__Problem description__. Transcribe verbatim the lines from the one containing "Patent image size: (472, 1381)." through the one containing "The LWD tool body 110 is at (119, 545).", including both of those lines.

%%

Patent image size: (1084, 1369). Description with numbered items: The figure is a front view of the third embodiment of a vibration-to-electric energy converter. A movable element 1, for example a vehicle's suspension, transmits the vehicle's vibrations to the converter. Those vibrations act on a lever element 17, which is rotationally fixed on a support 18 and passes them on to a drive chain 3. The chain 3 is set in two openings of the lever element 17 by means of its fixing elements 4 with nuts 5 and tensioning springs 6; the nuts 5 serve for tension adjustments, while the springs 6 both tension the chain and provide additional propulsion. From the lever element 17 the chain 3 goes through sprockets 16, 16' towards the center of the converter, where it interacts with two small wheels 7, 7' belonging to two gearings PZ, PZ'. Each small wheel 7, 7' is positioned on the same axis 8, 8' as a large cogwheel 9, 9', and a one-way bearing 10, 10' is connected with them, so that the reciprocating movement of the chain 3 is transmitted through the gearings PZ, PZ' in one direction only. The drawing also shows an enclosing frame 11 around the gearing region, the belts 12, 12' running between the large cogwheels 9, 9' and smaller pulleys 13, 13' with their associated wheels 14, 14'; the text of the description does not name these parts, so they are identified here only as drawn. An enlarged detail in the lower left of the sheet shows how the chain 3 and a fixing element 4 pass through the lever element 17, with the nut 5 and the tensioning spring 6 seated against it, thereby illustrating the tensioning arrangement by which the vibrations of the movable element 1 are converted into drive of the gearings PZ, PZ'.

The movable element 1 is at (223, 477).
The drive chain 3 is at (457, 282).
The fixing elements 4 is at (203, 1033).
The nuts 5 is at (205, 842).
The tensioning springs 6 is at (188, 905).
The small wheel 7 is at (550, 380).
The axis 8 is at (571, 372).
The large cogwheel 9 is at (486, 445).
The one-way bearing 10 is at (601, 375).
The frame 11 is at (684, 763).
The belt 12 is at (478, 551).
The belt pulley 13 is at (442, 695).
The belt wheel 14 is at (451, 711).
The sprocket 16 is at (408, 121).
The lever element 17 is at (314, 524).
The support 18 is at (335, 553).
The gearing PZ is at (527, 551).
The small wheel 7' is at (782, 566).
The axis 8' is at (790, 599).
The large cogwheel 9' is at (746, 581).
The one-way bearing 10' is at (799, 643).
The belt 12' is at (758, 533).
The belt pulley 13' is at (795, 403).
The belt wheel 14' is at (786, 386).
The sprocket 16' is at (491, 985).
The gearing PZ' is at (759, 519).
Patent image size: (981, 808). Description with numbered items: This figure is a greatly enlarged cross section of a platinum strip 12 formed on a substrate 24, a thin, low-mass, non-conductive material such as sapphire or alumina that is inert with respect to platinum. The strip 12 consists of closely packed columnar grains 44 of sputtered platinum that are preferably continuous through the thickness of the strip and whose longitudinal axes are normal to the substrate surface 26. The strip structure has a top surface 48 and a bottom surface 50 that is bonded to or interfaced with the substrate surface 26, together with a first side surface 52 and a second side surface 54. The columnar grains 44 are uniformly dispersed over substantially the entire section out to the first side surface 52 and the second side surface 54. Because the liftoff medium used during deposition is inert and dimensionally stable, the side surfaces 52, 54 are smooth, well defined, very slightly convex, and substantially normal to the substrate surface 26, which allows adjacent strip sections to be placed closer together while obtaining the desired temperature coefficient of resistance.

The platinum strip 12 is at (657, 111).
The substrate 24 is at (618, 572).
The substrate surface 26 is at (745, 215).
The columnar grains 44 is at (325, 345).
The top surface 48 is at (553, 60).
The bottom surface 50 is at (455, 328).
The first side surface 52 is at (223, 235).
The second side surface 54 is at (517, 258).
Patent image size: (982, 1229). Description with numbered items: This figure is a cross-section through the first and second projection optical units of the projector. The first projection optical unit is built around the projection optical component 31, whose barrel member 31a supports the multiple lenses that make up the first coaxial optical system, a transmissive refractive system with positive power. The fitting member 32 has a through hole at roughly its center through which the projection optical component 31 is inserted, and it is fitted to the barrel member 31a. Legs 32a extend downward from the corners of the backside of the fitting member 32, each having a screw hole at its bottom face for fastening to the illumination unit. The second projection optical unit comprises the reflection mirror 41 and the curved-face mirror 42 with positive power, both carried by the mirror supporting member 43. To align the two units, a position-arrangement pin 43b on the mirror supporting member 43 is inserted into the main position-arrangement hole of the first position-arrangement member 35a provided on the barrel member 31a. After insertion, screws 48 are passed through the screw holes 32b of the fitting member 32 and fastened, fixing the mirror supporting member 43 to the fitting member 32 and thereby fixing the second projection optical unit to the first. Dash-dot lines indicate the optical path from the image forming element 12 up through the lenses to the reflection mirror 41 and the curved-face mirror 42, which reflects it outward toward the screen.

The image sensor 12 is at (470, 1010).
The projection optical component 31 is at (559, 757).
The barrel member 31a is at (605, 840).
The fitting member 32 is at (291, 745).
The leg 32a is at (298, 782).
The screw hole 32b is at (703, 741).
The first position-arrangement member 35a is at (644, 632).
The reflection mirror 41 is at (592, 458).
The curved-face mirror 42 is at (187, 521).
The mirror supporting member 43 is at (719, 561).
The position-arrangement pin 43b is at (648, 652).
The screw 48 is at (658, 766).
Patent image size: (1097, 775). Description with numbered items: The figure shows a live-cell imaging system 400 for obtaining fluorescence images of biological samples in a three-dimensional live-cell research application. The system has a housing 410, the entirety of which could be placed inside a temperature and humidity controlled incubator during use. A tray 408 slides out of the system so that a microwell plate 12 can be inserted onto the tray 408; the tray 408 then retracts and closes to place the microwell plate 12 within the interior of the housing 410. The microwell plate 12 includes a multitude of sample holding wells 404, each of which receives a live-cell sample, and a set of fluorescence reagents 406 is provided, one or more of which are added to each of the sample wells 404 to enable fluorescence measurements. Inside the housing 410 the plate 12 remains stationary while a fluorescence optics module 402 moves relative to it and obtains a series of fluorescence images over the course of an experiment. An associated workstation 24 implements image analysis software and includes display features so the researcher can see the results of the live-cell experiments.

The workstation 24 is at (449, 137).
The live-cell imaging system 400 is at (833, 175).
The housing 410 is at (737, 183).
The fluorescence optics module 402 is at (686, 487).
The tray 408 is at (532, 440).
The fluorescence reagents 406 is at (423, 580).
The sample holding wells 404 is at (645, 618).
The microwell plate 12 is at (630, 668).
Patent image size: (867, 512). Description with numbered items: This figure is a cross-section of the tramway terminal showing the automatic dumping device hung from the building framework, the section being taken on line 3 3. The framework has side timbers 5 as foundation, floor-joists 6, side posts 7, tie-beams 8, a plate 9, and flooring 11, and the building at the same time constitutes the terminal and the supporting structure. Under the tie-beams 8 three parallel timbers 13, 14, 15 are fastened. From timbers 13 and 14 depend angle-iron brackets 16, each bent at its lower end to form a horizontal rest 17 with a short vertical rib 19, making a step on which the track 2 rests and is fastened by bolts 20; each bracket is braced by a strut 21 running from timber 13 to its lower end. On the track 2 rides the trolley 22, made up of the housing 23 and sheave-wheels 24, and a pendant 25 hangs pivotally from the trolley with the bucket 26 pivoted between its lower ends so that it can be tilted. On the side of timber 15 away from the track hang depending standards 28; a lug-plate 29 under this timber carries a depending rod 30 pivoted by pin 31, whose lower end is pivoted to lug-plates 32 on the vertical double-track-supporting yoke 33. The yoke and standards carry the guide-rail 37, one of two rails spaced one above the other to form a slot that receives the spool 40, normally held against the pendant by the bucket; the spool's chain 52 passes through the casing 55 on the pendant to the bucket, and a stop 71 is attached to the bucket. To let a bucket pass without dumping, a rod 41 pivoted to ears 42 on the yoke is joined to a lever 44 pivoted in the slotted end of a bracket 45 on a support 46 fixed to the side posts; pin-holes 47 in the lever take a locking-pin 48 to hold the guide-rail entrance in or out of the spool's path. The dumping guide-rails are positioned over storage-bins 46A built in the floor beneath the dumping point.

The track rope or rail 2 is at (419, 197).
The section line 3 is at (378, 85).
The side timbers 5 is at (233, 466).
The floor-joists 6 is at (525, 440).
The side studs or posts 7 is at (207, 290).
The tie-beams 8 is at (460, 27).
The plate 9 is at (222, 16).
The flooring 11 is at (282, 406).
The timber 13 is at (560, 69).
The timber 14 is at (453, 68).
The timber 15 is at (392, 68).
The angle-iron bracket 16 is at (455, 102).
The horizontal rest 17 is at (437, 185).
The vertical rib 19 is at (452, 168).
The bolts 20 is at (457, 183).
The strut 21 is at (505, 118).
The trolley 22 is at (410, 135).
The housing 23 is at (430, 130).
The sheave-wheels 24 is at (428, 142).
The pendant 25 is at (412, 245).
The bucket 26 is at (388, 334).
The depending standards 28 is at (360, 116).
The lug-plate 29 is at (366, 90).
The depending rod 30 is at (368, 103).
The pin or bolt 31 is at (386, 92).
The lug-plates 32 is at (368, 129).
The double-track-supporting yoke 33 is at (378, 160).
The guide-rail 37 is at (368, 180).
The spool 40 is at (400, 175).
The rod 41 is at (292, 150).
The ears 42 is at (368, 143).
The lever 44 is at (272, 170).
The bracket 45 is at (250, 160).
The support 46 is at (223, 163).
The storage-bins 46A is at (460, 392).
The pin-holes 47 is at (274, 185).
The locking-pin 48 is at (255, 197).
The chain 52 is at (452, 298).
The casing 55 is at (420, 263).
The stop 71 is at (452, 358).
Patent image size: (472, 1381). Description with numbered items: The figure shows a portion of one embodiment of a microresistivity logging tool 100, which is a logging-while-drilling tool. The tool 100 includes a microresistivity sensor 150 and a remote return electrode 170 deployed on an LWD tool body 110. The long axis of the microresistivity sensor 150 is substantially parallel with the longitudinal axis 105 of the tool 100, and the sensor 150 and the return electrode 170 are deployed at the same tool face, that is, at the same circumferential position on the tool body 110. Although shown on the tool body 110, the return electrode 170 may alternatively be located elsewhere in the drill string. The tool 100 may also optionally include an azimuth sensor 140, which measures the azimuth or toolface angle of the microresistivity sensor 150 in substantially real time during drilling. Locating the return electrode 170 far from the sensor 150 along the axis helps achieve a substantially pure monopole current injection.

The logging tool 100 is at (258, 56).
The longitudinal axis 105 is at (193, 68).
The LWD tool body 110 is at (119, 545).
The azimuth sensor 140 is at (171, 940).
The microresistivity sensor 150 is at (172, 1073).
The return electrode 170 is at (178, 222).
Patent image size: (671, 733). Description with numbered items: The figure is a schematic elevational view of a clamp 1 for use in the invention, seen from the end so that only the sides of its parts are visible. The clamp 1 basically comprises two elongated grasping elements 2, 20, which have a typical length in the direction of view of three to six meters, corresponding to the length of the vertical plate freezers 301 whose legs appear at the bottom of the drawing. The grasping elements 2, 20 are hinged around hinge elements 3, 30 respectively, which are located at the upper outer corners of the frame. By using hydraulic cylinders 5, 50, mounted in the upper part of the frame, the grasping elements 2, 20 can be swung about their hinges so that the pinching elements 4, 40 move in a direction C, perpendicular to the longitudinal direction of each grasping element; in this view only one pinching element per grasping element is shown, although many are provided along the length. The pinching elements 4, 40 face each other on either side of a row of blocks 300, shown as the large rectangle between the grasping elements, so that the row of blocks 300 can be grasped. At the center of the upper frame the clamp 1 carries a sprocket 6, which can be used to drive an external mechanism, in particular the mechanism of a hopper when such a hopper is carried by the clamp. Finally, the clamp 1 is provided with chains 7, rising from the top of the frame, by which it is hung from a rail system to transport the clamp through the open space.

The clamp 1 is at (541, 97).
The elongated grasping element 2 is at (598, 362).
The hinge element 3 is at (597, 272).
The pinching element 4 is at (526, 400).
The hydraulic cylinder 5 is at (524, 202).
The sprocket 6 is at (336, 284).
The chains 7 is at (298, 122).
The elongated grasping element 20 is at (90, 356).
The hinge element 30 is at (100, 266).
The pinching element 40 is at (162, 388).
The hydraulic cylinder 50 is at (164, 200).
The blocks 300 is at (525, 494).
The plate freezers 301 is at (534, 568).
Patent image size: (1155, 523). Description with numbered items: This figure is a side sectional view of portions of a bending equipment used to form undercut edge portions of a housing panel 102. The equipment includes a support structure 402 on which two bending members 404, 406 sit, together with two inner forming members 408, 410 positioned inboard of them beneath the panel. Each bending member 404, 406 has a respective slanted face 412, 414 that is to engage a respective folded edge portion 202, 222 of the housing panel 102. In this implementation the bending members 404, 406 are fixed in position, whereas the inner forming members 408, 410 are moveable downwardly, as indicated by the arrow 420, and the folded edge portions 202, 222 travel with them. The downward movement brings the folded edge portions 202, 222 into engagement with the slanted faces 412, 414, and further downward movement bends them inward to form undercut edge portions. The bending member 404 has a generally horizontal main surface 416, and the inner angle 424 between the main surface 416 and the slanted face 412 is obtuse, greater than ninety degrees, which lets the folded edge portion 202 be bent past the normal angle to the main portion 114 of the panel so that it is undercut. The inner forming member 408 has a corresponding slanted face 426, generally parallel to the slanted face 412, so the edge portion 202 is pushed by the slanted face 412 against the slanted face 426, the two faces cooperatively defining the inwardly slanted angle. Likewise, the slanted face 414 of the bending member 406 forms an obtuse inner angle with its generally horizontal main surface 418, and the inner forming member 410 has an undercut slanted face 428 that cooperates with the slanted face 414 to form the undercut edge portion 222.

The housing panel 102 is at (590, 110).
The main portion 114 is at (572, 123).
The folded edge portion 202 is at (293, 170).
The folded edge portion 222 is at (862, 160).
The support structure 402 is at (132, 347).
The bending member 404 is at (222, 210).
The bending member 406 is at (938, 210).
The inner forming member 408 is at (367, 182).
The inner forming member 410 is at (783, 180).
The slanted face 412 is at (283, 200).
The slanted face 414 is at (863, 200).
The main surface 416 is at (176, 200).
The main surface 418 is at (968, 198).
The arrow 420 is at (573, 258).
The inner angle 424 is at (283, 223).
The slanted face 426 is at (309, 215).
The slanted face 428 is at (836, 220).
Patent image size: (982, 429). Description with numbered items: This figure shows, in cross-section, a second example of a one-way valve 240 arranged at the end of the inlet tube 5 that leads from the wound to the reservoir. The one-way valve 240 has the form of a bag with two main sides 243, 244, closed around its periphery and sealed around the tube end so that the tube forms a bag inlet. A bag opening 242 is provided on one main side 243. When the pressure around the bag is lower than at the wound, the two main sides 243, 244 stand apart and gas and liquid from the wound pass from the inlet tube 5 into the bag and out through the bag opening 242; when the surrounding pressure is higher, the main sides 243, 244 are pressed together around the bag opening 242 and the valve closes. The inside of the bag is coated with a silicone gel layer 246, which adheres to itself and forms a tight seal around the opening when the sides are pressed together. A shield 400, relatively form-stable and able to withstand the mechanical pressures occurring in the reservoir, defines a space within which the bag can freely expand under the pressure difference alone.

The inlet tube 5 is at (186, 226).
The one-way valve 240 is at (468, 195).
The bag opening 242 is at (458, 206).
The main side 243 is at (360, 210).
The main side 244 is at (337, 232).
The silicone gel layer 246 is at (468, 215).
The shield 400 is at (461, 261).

%%

__Full solution__.
Patent image size: (472, 1381). Description with numbered items: The figure shows a portion of one embodiment of a microresistivity logging tool 100, which is a logging-while-drilling tool. The tool 100 includes a microresistivity sensor 150 and a remote return electrode 170 deployed on an LWD tool body 110. The long axis of the microresistivity sensor 150 is substantially parallel with the longitudinal axis 105 of the tool 100, and the sensor 150 and the return electrode 170 are deployed at the same tool face, that is, at the same circumferential position on the tool body 110. Although shown on the tool body 110, the return electrode 170 may alternatively be located elsewhere in the drill string. The tool 100 may also optionally include an azimuth sensor 140, which measures the azimuth or toolface angle of the microresistivity sensor 150 in substantially real time during drilling. Locating the return electrode 170 far from the sensor 150 along the axis helps achieve a substantially pure monopole current injection.

The logging tool 100 is at (258, 56).
The longitudinal axis 105 is at (193, 68).
The LWD tool body 110 is at (119, 545).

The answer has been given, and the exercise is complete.